DIRECTIVE: Go through the data below line by line and count those containing the word "dexametasona". Reply with the count only.

+++ EXERCISE INPUTS +++

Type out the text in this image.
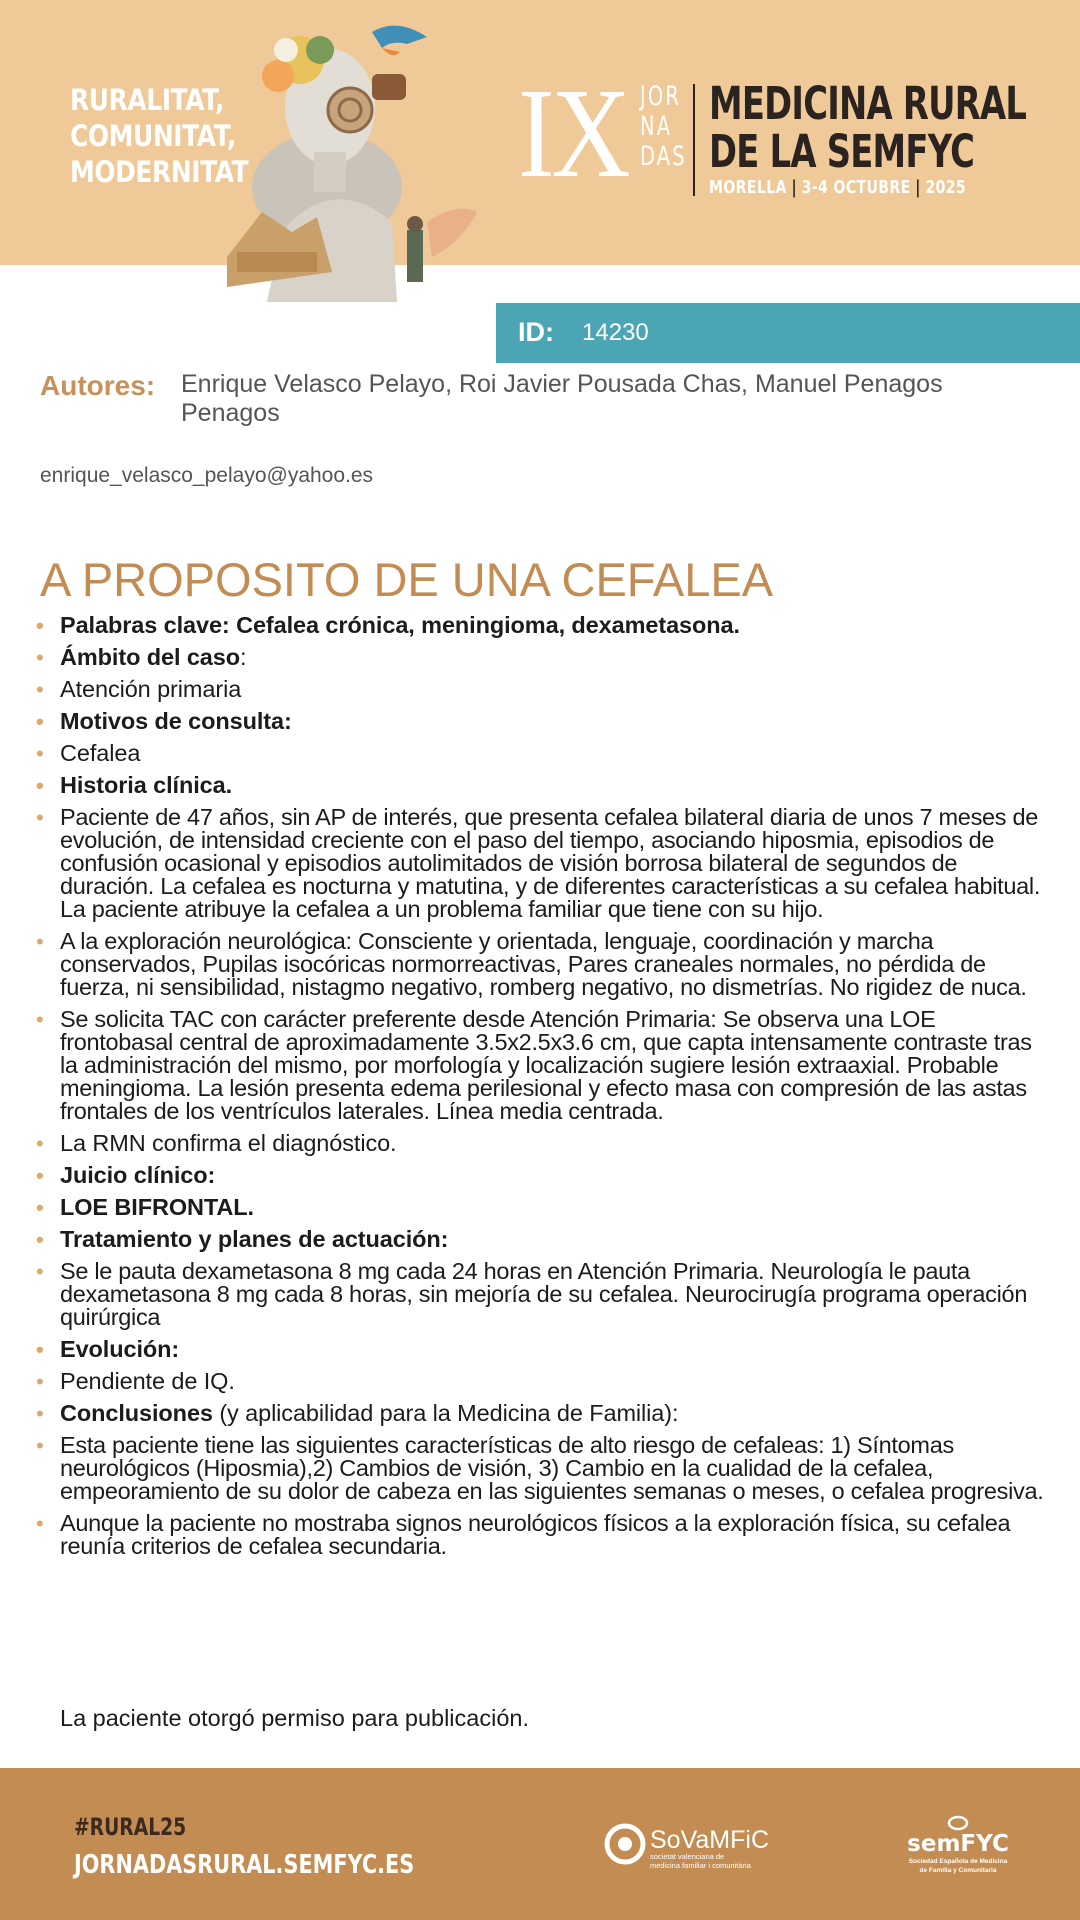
RURALITAT,
COMUNITAT,
MODERNITAT IX JOR
NA
DAS
MEDICINA RURAL
DE LA SEMFYC
MORELLA | 3-4 OCTUBRE | 2025
ID: 14230
Autores: Enrique Velasco Pelayo, Roi Javier Pousada Chas, Manuel Penagos Penagos
enrique_velasco_pelayo@yahoo.es
A PROPOSITO DE UNA CEFALEA
• Palabras clave: Cefalea crónica, meningioma, dexametasona.
• Ámbito del caso:
• Atención primaria
• Motivos de consulta:
• Cefalea
• Historia clínica.
• Paciente de 47 años, sin AP de interés, que presenta cefalea bilateral diaria de unos 7 meses de evolución, de intensidad creciente con el paso del tiempo, asociando hiposmia, episodios de confusión ocasional y episodios autolimitados de visión borrosa bilateral de segundos de duración. La cefalea es nocturna y matutina, y de diferentes características a su cefalea habitual. La paciente atribuye la cefalea a un problema familiar que tiene con su hijo.
• A la exploración neurológica: Consciente y orientada, lenguaje, coordinación y marcha conservados, Pupilas isocóricas normorreactivas, Pares craneales normales, no pérdida de fuerza, ni sensibilidad, nistagmo negativo, romberg negativo, no dismetrías. No rigidez de nuca.
• Se solicita TAC con carácter preferente desde Atención Primaria: Se observa una LOE frontobasal central de aproximadamente 3.5x2.5x3.6 cm, que capta intensamente contraste tras la administración del mismo, por morfología y localización sugiere lesión extraaxial. Probable meningioma. La lesión presenta edema perilesional y efecto masa con compresión de las astas frontales de los ventrículos laterales. Línea media centrada.
• La RMN confirma el diagnóstico.
• Juicio clínico:
• LOE BIFRONTAL.
• Tratamiento y planes de actuación:
• Se le pauta dexametasona 8 mg cada 24 horas en Atención Primaria. Neurología le pauta dexametasona 8 mg cada 8 horas, sin mejoría de su cefalea. Neurocirugía programa operación quirúrgica
• Evolución:
• Pendiente de IQ.
• Conclusiones (y aplicabilidad para la Medicina de Familia):
• Esta paciente tiene las siguientes características de alto riesgo de cefaleas: 1) Síntomas neurológicos (Hiposmia),2) Cambios de visión, 3) Cambio en la cualidad de la cefalea, empeoramiento de su dolor de cabeza en las siguientes semanas o meses, o cefalea progresiva.
• Aunque la paciente no mostraba signos neurológicos físicos a la exploración física, su cefalea reunía criterios de cefalea secundaria.
La paciente otorgó permiso para publicación.
#RURAL25
JORNADASRURAL.SEMFYC.ES
SoVaMFiC
societat valenciana de
medicina familiar i comunitària
semFYC
Sociedad Española de Medicina
de Familia y Comunitaria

+++

PROBLEM SOLUTION: 2